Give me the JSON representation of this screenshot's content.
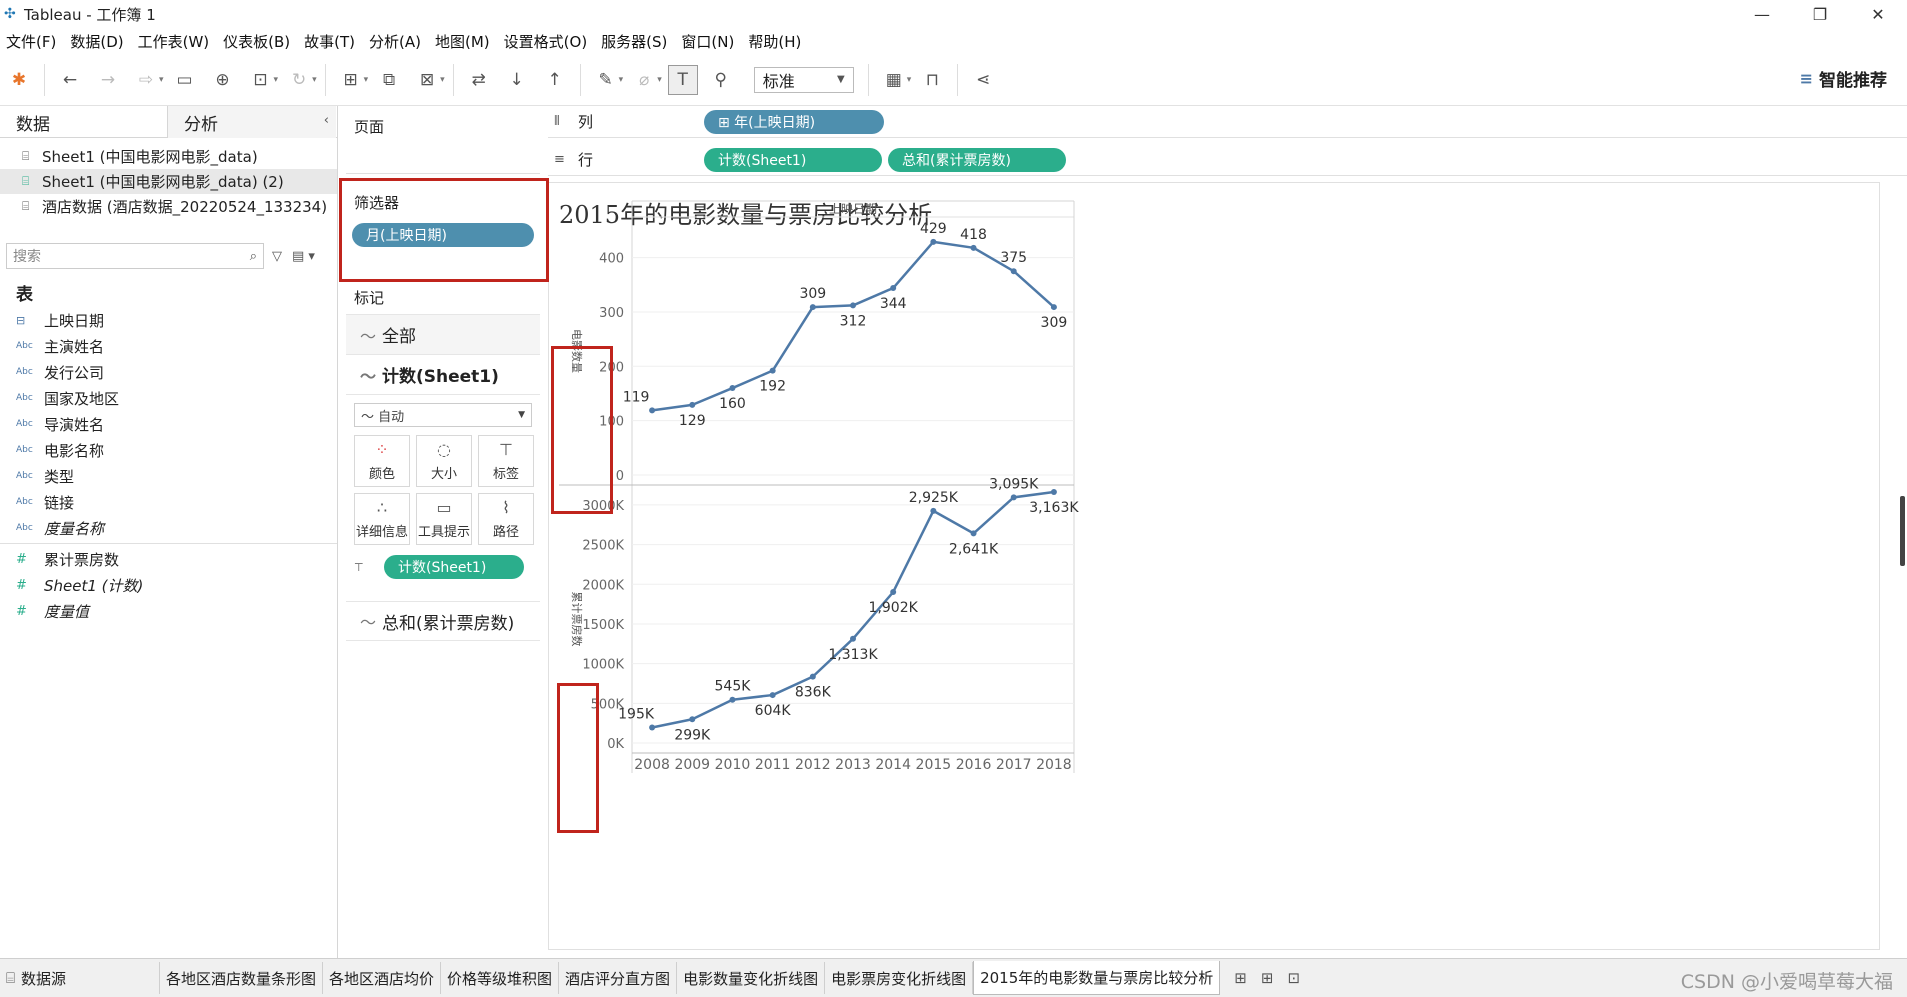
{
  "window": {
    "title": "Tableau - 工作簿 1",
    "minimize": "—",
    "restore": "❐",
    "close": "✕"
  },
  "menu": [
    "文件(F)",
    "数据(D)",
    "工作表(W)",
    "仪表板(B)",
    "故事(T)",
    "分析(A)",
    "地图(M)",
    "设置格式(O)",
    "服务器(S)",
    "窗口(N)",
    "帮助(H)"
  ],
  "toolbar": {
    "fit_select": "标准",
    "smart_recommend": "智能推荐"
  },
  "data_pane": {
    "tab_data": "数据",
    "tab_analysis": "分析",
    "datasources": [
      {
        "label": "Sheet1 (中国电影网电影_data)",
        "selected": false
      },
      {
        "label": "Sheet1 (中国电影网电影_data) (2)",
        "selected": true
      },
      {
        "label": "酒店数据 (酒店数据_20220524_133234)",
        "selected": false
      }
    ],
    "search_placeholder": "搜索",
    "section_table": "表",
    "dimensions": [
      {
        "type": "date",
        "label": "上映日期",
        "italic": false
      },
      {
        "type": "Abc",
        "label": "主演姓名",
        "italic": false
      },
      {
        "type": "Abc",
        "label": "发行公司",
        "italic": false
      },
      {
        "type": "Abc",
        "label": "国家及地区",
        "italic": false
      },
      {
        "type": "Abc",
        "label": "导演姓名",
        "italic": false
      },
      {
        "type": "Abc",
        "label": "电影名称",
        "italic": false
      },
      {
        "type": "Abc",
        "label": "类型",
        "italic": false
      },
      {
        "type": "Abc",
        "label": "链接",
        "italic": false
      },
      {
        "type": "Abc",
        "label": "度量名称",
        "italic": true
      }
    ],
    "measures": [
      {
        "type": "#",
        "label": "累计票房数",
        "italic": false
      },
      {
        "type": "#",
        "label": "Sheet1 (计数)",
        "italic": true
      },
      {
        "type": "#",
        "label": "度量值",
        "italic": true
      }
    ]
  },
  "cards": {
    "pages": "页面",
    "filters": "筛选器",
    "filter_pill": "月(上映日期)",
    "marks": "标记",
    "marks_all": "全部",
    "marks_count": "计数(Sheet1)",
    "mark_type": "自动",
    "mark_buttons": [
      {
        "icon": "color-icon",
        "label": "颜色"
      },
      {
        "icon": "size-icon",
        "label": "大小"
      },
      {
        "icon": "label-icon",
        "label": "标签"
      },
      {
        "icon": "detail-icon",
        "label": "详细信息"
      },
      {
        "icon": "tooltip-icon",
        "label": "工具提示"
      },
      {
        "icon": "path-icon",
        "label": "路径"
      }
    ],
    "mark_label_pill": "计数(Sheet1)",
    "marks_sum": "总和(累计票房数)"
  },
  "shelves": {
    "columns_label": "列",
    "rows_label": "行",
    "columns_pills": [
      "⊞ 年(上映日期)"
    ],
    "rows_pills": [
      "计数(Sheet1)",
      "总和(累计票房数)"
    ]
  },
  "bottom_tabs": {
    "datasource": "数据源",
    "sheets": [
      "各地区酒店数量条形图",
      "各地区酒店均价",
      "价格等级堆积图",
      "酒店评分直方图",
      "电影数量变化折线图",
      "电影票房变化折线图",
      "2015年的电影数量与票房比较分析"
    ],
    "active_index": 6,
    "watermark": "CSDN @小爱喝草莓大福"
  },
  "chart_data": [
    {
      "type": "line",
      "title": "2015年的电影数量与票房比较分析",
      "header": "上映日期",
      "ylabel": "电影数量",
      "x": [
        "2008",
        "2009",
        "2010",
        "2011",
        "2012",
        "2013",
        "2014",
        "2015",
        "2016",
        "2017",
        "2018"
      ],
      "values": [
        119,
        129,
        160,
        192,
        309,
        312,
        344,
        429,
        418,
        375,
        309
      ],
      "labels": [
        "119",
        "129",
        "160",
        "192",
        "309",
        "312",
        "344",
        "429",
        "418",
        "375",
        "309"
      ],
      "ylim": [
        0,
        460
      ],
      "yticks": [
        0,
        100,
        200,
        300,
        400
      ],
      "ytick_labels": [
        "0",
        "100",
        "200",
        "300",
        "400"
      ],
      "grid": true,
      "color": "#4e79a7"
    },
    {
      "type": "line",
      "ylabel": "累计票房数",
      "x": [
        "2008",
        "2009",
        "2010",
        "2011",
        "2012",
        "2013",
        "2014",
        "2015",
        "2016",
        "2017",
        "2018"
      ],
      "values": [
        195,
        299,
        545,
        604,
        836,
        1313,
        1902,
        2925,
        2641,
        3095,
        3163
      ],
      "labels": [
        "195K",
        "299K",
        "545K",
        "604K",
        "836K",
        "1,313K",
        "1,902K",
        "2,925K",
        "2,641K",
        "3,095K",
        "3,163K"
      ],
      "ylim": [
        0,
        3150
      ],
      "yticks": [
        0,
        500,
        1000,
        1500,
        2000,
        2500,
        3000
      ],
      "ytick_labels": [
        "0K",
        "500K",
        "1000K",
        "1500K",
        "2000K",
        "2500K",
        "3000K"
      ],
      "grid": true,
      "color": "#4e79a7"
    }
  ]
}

Task prompt -
Strip the images and reproduce the remaining records precisely.

Answer in full -
Give me the JSON representation of this screenshot's content.
{
  "window": {
    "title": "Tableau - 工作簿 1",
    "minimize": "—",
    "restore": "❐",
    "close": "✕"
  },
  "menu": [
    "文件(F)",
    "数据(D)",
    "工作表(W)",
    "仪表板(B)",
    "故事(T)",
    "分析(A)",
    "地图(M)",
    "设置格式(O)",
    "服务器(S)",
    "窗口(N)",
    "帮助(H)"
  ],
  "toolbar": {
    "fit_select": "标准",
    "smart_recommend": "智能推荐"
  },
  "data_pane": {
    "tab_data": "数据",
    "tab_analysis": "分析",
    "datasources": [
      {
        "label": "Sheet1 (中国电影网电影_data)",
        "selected": false
      },
      {
        "label": "Sheet1 (中国电影网电影_data) (2)",
        "selected": true
      },
      {
        "label": "酒店数据 (酒店数据_20220524_133234)",
        "selected": false
      }
    ],
    "search_placeholder": "搜索",
    "section_table": "表",
    "dimensions": [
      {
        "type": "date",
        "label": "上映日期",
        "italic": false
      },
      {
        "type": "Abc",
        "label": "主演姓名",
        "italic": false
      },
      {
        "type": "Abc",
        "label": "发行公司",
        "italic": false
      },
      {
        "type": "Abc",
        "label": "国家及地区",
        "italic": false
      },
      {
        "type": "Abc",
        "label": "导演姓名",
        "italic": false
      },
      {
        "type": "Abc",
        "label": "电影名称",
        "italic": false
      },
      {
        "type": "Abc",
        "label": "类型",
        "italic": false
      },
      {
        "type": "Abc",
        "label": "链接",
        "italic": false
      },
      {
        "type": "Abc",
        "label": "度量名称",
        "italic": true
      }
    ],
    "measures": [
      {
        "type": "#",
        "label": "累计票房数",
        "italic": false
      },
      {
        "type": "#",
        "label": "Sheet1 (计数)",
        "italic": true
      },
      {
        "type": "#",
        "label": "度量值",
        "italic": true
      }
    ]
  },
  "cards": {
    "pages": "页面",
    "filters": "筛选器",
    "filter_pill": "月(上映日期)",
    "marks": "标记",
    "marks_all": "全部",
    "marks_count": "计数(Sheet1)",
    "mark_type": "自动",
    "mark_buttons": [
      {
        "icon": "color-icon",
        "label": "颜色"
      },
      {
        "icon": "size-icon",
        "label": "大小"
      },
      {
        "icon": "label-icon",
        "label": "标签"
      },
      {
        "icon": "detail-icon",
        "label": "详细信息"
      },
      {
        "icon": "tooltip-icon",
        "label": "工具提示"
      },
      {
        "icon": "path-icon",
        "label": "路径"
      }
    ],
    "mark_label_pill": "计数(Sheet1)",
    "marks_sum": "总和(累计票房数)"
  },
  "shelves": {
    "columns_label": "列",
    "rows_label": "行",
    "columns_pills": [
      "⊞ 年(上映日期)"
    ],
    "rows_pills": [
      "计数(Sheet1)",
      "总和(累计票房数)"
    ]
  },
  "bottom_tabs": {
    "datasource": "数据源",
    "sheets": [
      "各地区酒店数量条形图",
      "各地区酒店均价",
      "价格等级堆积图",
      "酒店评分直方图",
      "电影数量变化折线图",
      "电影票房变化折线图",
      "2015年的电影数量与票房比较分析"
    ],
    "active_index": 6,
    "watermark": "CSDN @小爱喝草莓大福"
  },
  "chart_data": [
    {
      "type": "line",
      "title": "2015年的电影数量与票房比较分析",
      "header": "上映日期",
      "ylabel": "电影数量",
      "x": [
        "2008",
        "2009",
        "2010",
        "2011",
        "2012",
        "2013",
        "2014",
        "2015",
        "2016",
        "2017",
        "2018"
      ],
      "values": [
        119,
        129,
        160,
        192,
        309,
        312,
        344,
        429,
        418,
        375,
        309
      ],
      "labels": [
        "119",
        "129",
        "160",
        "192",
        "309",
        "312",
        "344",
        "429",
        "418",
        "375",
        "309"
      ],
      "ylim": [
        0,
        460
      ],
      "yticks": [
        0,
        100,
        200,
        300,
        400
      ],
      "ytick_labels": [
        "0",
        "100",
        "200",
        "300",
        "400"
      ],
      "grid": true,
      "color": "#4e79a7"
    },
    {
      "type": "line",
      "ylabel": "累计票房数",
      "x": [
        "2008",
        "2009",
        "2010",
        "2011",
        "2012",
        "2013",
        "2014",
        "2015",
        "2016",
        "2017",
        "2018"
      ],
      "values": [
        195,
        299,
        545,
        604,
        836,
        1313,
        1902,
        2925,
        2641,
        3095,
        3163
      ],
      "labels": [
        "195K",
        "299K",
        "545K",
        "604K",
        "836K",
        "1,313K",
        "1,902K",
        "2,925K",
        "2,641K",
        "3,095K",
        "3,163K"
      ],
      "ylim": [
        0,
        3150
      ],
      "yticks": [
        0,
        500,
        1000,
        1500,
        2000,
        2500,
        3000
      ],
      "ytick_labels": [
        "0K",
        "500K",
        "1000K",
        "1500K",
        "2000K",
        "2500K",
        "3000K"
      ],
      "grid": true,
      "color": "#4e79a7"
    }
  ]
}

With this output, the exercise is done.